** Directions for this task **
Review the listing and copy each line that holds the word "What".

** Input data **
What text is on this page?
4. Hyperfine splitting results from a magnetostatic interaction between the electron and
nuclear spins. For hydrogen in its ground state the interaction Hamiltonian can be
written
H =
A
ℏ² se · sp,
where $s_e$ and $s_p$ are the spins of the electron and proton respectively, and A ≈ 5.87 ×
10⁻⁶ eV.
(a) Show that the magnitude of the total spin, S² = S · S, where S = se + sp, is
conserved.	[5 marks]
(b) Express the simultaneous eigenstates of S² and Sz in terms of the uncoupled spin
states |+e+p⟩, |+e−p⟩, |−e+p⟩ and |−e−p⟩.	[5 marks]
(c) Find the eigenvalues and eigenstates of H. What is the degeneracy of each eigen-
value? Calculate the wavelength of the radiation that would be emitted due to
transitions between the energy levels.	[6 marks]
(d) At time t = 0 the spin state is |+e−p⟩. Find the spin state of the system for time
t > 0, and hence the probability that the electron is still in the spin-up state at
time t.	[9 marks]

** The response **
What text is on this page?
(c) Find the eigenvalues and eigenstates of H. What is the degeneracy of each eigen-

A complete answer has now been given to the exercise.